Copy all lines that contain the word "тенĕ".

** BEGIN **

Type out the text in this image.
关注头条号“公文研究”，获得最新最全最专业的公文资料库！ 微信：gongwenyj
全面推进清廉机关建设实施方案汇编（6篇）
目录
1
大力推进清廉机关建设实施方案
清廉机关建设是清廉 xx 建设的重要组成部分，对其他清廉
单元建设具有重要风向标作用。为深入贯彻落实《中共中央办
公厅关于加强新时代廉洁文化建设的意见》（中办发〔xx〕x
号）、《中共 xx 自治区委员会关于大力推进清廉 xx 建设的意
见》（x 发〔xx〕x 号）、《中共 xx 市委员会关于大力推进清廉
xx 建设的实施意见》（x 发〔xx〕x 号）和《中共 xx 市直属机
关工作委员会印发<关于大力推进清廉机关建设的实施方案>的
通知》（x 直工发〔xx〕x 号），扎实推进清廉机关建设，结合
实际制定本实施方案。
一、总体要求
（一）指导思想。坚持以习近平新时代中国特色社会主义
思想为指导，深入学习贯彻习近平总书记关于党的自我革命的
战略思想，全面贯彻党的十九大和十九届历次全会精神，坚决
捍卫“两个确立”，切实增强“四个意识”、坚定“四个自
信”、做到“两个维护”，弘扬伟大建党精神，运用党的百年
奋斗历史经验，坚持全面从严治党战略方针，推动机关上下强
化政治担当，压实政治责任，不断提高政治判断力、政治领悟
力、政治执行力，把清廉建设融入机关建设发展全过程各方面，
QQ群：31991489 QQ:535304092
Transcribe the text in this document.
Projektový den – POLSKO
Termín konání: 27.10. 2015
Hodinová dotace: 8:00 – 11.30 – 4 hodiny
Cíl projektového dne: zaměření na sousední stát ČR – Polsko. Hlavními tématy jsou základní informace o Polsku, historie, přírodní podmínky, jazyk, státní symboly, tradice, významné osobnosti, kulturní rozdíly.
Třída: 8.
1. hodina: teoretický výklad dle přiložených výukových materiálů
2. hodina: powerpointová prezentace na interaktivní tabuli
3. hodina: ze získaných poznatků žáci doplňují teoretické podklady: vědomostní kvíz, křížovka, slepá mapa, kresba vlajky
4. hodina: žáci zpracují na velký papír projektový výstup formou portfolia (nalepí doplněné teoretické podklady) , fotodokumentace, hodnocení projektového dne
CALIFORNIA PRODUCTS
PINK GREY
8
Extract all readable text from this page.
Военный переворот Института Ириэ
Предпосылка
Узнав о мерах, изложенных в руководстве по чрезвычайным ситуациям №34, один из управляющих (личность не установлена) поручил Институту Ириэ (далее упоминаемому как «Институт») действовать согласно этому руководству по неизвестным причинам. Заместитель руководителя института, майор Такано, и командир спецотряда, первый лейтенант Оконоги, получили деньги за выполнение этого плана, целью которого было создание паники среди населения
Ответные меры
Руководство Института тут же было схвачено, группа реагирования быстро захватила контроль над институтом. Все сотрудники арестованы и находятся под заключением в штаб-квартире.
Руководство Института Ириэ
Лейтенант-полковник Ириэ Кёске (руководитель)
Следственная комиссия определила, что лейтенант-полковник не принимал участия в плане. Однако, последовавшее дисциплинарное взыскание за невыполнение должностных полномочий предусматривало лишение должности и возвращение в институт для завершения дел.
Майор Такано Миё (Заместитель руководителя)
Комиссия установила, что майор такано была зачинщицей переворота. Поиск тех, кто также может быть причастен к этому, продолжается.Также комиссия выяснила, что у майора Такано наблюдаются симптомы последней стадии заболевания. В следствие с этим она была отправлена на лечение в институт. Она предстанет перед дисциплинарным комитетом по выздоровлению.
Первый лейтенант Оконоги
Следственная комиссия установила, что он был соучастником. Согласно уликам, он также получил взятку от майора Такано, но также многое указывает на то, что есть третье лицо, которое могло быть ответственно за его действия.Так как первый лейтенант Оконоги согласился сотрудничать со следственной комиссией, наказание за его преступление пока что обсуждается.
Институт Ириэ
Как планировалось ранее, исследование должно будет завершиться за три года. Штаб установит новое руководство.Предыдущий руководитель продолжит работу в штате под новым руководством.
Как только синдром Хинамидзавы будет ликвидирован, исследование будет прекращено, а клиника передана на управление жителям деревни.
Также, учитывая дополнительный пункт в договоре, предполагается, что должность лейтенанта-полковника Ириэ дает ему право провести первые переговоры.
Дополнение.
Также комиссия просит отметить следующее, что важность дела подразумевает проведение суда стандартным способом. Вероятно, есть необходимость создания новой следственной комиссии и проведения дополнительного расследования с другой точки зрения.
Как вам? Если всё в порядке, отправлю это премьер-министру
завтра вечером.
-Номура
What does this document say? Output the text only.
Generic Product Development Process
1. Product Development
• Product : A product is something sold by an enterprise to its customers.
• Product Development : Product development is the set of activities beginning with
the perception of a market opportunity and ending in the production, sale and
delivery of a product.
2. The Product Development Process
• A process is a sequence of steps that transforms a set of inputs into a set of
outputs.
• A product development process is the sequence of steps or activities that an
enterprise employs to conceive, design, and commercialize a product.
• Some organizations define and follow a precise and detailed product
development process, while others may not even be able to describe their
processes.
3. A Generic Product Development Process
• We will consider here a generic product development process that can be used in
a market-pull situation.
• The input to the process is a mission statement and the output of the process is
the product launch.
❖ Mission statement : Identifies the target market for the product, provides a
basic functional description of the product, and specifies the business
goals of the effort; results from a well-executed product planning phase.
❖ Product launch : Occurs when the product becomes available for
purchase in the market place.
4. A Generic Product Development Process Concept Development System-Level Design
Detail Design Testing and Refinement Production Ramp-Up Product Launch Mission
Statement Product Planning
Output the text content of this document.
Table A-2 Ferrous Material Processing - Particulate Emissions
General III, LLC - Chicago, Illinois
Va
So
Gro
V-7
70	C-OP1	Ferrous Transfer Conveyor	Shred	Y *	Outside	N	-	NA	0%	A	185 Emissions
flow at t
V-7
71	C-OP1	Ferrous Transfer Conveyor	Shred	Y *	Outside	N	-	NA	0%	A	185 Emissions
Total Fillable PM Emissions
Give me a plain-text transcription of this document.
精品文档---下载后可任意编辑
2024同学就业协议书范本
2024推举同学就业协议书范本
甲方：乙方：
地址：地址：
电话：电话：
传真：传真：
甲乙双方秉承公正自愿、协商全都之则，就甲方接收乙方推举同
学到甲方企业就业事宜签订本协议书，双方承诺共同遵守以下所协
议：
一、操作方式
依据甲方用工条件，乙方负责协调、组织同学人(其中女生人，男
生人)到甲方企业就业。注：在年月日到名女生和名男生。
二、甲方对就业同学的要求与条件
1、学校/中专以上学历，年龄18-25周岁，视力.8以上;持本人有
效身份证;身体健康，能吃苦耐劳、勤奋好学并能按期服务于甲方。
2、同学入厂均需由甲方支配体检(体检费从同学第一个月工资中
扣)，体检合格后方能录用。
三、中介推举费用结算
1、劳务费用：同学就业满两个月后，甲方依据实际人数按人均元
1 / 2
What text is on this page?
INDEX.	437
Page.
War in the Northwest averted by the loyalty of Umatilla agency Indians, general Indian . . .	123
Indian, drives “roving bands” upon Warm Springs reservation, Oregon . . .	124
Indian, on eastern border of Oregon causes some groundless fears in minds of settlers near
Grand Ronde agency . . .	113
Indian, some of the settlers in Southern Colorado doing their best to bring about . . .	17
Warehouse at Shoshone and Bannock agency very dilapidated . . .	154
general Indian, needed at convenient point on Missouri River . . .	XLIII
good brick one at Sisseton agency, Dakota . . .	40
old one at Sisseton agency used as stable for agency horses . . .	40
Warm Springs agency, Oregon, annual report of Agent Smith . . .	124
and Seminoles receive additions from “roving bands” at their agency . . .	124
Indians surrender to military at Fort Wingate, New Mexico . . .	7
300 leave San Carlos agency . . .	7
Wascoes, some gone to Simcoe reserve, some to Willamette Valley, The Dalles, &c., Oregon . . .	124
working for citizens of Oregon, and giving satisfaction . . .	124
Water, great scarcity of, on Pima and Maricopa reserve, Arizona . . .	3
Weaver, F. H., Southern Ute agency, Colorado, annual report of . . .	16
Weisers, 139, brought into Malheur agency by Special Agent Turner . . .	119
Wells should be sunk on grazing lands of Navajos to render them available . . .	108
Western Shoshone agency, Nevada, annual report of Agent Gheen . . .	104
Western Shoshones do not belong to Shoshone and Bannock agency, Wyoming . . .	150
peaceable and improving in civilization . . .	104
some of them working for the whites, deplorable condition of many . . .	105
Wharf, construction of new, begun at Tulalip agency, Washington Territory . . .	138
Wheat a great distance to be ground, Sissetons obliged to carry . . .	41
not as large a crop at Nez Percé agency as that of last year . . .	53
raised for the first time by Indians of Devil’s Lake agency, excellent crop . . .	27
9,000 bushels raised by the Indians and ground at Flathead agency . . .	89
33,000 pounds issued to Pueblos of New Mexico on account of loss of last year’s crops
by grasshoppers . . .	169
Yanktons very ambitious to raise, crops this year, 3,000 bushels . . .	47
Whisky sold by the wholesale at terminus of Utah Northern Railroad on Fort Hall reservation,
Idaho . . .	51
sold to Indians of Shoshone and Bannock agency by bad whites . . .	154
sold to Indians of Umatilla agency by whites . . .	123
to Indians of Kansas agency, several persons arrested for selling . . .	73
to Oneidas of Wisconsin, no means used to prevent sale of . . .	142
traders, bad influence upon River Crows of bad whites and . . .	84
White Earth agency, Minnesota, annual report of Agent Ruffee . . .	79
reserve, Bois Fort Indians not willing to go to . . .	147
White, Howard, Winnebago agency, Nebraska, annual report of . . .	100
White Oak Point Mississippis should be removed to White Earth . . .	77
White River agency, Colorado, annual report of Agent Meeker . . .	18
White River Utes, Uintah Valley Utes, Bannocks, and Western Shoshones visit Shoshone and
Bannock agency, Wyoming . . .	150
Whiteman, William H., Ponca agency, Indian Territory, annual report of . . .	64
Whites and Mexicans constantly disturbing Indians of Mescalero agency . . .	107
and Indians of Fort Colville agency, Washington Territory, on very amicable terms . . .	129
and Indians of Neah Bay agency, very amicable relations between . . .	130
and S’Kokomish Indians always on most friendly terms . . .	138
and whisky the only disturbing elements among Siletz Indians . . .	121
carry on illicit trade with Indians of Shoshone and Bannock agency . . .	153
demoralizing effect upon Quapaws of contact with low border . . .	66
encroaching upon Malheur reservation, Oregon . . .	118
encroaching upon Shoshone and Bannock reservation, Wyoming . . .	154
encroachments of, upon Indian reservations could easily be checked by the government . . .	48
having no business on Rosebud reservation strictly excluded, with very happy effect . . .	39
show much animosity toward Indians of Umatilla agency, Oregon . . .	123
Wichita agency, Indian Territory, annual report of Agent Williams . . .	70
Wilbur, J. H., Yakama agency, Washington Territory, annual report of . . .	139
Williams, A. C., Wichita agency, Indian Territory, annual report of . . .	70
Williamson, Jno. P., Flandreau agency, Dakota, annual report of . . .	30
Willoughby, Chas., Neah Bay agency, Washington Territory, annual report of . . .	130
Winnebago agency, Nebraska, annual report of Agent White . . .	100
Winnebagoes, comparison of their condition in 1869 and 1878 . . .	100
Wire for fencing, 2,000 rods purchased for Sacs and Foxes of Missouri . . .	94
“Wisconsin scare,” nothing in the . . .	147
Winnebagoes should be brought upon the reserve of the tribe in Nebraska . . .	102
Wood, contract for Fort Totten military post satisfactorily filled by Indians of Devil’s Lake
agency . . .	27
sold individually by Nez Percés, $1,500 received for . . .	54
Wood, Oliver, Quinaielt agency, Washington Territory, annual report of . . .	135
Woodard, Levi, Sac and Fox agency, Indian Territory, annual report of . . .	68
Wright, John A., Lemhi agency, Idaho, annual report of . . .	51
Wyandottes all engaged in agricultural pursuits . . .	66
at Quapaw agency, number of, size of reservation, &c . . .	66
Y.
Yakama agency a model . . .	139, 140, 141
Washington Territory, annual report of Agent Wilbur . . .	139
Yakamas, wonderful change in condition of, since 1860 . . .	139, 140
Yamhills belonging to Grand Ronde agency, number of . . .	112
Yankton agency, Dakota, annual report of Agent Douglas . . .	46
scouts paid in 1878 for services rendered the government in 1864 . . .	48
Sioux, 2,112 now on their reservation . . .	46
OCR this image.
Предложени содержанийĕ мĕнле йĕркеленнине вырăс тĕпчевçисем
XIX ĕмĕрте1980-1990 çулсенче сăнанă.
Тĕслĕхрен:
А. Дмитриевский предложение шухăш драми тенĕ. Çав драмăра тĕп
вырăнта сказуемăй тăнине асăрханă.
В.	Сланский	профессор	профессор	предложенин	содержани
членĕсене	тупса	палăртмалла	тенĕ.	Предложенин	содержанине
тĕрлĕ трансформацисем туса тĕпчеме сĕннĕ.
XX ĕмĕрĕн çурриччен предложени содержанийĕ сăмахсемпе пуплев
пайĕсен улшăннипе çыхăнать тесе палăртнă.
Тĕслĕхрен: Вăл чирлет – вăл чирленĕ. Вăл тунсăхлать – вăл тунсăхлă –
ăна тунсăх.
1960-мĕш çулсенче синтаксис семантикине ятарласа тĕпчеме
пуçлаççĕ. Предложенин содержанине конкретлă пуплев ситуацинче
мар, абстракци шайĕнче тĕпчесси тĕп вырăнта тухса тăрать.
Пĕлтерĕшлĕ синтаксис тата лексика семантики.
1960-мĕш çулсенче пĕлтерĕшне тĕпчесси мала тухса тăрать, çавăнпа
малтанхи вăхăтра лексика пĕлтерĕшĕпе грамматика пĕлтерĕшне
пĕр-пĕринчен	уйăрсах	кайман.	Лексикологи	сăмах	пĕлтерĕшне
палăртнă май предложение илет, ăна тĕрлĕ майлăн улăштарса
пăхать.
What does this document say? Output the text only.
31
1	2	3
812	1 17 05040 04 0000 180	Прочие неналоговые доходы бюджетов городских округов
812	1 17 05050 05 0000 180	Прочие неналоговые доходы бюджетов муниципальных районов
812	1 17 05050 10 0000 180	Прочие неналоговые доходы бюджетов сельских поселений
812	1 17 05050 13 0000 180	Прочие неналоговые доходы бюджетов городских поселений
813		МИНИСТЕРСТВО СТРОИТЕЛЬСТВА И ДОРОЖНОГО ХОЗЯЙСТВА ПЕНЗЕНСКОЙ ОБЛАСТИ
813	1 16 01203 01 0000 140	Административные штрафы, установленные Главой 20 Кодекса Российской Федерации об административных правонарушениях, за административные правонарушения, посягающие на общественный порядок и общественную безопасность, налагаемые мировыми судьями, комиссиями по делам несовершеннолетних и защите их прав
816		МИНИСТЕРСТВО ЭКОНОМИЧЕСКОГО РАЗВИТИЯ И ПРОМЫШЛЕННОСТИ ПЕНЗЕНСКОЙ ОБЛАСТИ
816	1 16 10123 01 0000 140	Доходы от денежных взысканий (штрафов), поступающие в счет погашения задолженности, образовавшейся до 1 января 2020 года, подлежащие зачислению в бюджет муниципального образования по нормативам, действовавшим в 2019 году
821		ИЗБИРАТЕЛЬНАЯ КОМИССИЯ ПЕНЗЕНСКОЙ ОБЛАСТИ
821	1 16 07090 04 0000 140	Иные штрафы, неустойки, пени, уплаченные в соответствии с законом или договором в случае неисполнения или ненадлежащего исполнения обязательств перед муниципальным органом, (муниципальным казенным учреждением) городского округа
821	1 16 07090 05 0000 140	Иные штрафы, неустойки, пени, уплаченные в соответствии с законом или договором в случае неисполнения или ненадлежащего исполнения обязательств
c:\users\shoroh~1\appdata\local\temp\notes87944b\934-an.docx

** END **

▸ Solution to this exercise
А. Дмитриевский предложение шухăш драми тенĕ. Çав драмăра тĕп
членĕсене	тупса	палăртмалла	тенĕ.	Предложенин	содержанине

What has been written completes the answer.